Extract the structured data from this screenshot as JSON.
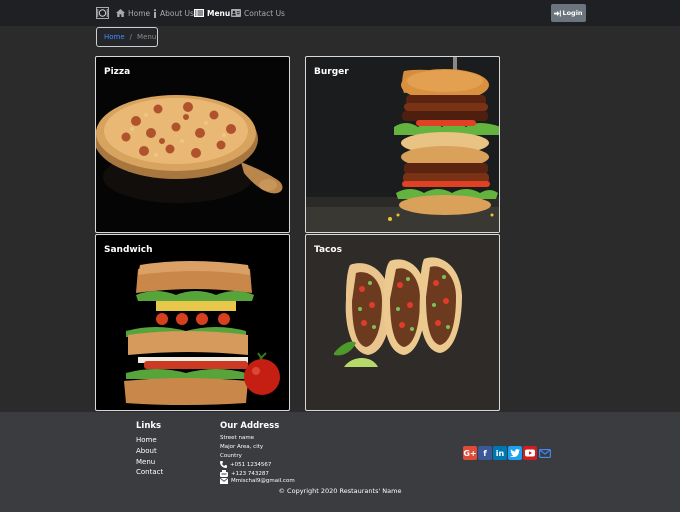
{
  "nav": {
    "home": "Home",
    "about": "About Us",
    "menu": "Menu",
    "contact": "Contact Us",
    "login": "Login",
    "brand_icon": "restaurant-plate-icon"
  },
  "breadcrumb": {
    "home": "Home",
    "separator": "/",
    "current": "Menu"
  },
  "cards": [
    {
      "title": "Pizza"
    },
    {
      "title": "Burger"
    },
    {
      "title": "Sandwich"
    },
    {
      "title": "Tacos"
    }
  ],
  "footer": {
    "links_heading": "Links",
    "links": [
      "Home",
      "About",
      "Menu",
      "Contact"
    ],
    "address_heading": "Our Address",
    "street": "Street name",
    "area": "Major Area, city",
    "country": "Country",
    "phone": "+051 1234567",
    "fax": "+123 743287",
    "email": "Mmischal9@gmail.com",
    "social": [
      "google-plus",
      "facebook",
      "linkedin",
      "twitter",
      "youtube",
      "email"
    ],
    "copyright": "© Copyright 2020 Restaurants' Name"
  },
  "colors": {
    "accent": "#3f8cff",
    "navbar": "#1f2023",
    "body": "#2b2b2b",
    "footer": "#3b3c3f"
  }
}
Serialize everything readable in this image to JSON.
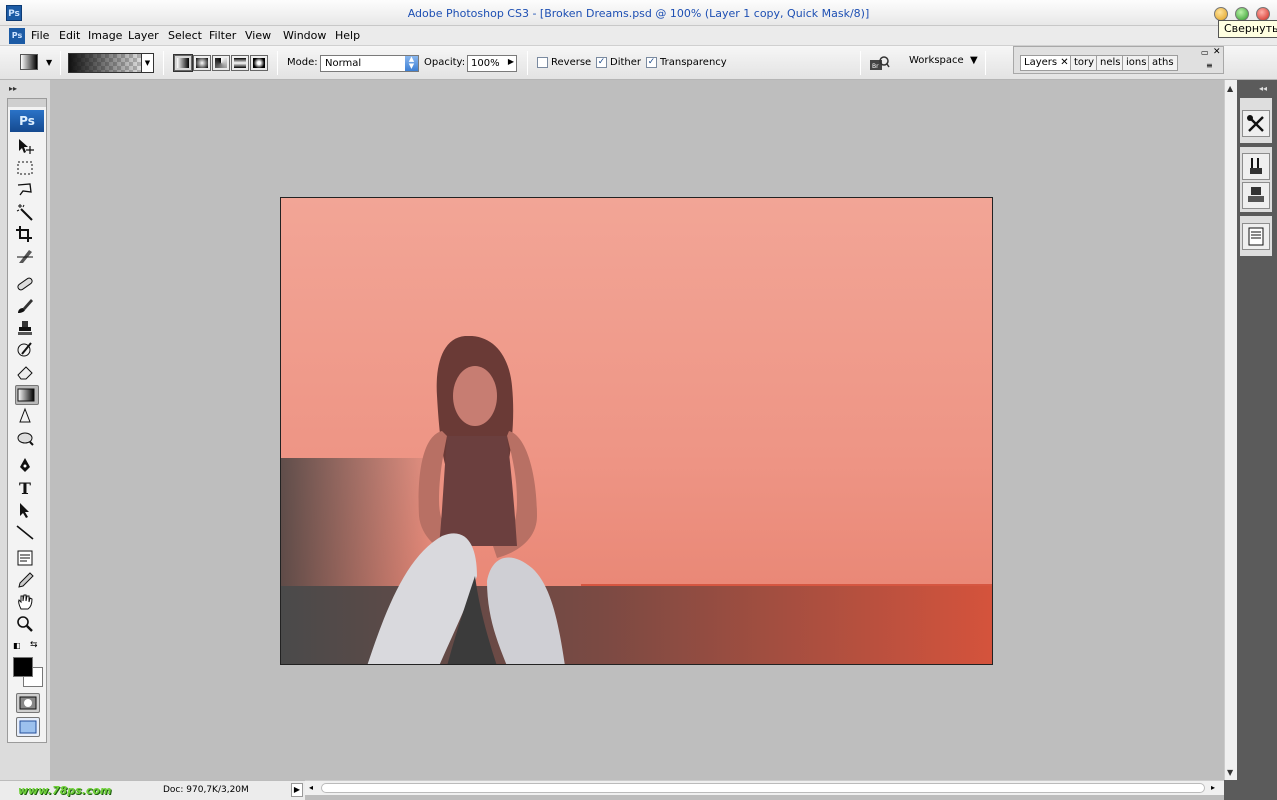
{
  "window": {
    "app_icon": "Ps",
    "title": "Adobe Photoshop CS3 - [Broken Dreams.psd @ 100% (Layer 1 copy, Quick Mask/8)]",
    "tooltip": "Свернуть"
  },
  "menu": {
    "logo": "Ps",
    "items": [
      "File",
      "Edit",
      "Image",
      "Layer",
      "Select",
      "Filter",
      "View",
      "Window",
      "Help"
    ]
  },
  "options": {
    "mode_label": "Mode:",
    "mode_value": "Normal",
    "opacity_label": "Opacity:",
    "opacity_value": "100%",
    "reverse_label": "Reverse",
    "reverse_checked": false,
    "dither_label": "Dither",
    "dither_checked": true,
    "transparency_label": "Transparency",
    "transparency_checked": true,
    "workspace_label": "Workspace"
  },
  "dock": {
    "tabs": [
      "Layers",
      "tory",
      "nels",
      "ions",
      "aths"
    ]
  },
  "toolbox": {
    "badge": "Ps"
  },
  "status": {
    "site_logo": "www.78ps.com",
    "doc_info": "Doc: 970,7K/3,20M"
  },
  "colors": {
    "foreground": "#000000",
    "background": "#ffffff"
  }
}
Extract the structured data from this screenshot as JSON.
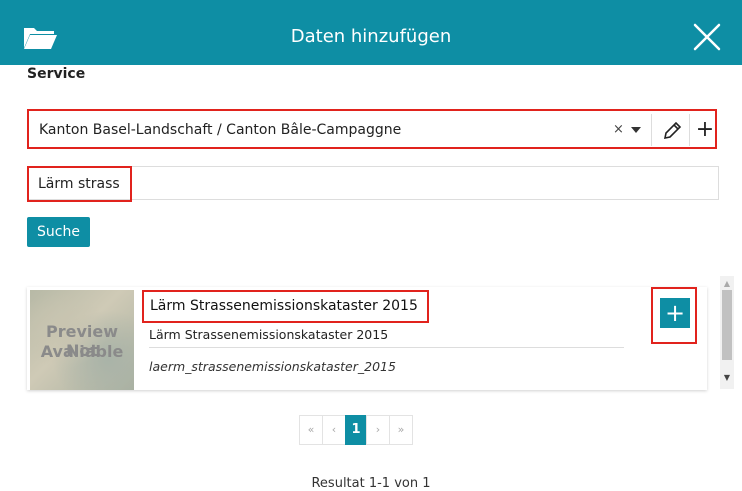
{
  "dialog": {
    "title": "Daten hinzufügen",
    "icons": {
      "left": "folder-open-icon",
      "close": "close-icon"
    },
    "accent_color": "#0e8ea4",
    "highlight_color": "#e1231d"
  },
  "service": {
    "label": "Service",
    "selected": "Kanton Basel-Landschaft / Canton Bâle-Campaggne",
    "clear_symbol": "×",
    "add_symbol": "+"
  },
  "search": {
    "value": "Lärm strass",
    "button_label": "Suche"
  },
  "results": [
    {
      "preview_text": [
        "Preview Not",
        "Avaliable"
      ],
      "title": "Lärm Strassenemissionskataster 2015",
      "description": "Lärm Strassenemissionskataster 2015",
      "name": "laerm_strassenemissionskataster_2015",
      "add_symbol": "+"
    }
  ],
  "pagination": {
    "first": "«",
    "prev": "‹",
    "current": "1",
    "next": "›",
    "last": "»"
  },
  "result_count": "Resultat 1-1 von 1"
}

★ ★ ★ ★ ★

Instructions to follow: Exactly as written, return every line of the listing, but not the pictures.

The reply:
Extract the structured data from this screenshot as JSON.
{
  "nav": {
    "home": "Home",
    "about": "About Us",
    "menu": "Menu",
    "contact": "Contact Us",
    "login": "Login",
    "brand_icon": "restaurant-plate-icon"
  },
  "breadcrumb": {
    "home": "Home",
    "separator": "/",
    "current": "Menu"
  },
  "cards": [
    {
      "title": "Pizza"
    },
    {
      "title": "Burger"
    },
    {
      "title": "Sandwich"
    },
    {
      "title": "Tacos"
    }
  ],
  "footer": {
    "links_heading": "Links",
    "links": [
      "Home",
      "About",
      "Menu",
      "Contact"
    ],
    "address_heading": "Our Address",
    "street": "Street name",
    "area": "Major Area, city",
    "country": "Country",
    "phone": "+051 1234567",
    "fax": "+123 743287",
    "email": "Mmischal9@gmail.com",
    "social": [
      "google-plus",
      "facebook",
      "linkedin",
      "twitter",
      "youtube",
      "email"
    ],
    "copyright": "© Copyright 2020 Restaurants' Name"
  },
  "colors": {
    "accent": "#3f8cff",
    "navbar": "#1f2023",
    "body": "#2b2b2b",
    "footer": "#3b3c3f"
  }
}
Serialize everything readable in this image to JSON.
{
  "window": {
    "app_icon": "Ps",
    "title": "Adobe Photoshop CS3 - [Broken Dreams.psd @ 100% (Layer 1 copy, Quick Mask/8)]",
    "tooltip": "Свернуть"
  },
  "menu": {
    "logo": "Ps",
    "items": [
      "File",
      "Edit",
      "Image",
      "Layer",
      "Select",
      "Filter",
      "View",
      "Window",
      "Help"
    ]
  },
  "options": {
    "mode_label": "Mode:",
    "mode_value": "Normal",
    "opacity_label": "Opacity:",
    "opacity_value": "100%",
    "reverse_label": "Reverse",
    "reverse_checked": false,
    "dither_label": "Dither",
    "dither_checked": true,
    "transparency_label": "Transparency",
    "transparency_checked": true,
    "workspace_label": "Workspace"
  },
  "dock": {
    "tabs": [
      "Layers",
      "tory",
      "nels",
      "ions",
      "aths"
    ]
  },
  "toolbox": {
    "badge": "Ps"
  },
  "status": {
    "site_logo": "www.78ps.com",
    "doc_info": "Doc: 970,7K/3,20M"
  },
  "colors": {
    "foreground": "#000000",
    "background": "#ffffff"
  }
}
Extract the structured data from this screenshot as JSON.
{
  "dialog": {
    "title": "Daten hinzufügen",
    "icons": {
      "left": "folder-open-icon",
      "close": "close-icon"
    },
    "accent_color": "#0e8ea4",
    "highlight_color": "#e1231d"
  },
  "service": {
    "label": "Service",
    "selected": "Kanton Basel-Landschaft / Canton Bâle-Campaggne",
    "clear_symbol": "×",
    "add_symbol": "+"
  },
  "search": {
    "value": "Lärm strass",
    "button_label": "Suche"
  },
  "results": [
    {
      "preview_text": [
        "Preview Not",
        "Avaliable"
      ],
      "title": "Lärm Strassenemissionskataster 2015",
      "description": "Lärm Strassenemissionskataster 2015",
      "name": "laerm_strassenemissionskataster_2015",
      "add_symbol": "+"
    }
  ],
  "pagination": {
    "first": "«",
    "prev": "‹",
    "current": "1",
    "next": "›",
    "last": "»"
  },
  "result_count": "Resultat 1-1 von 1"
}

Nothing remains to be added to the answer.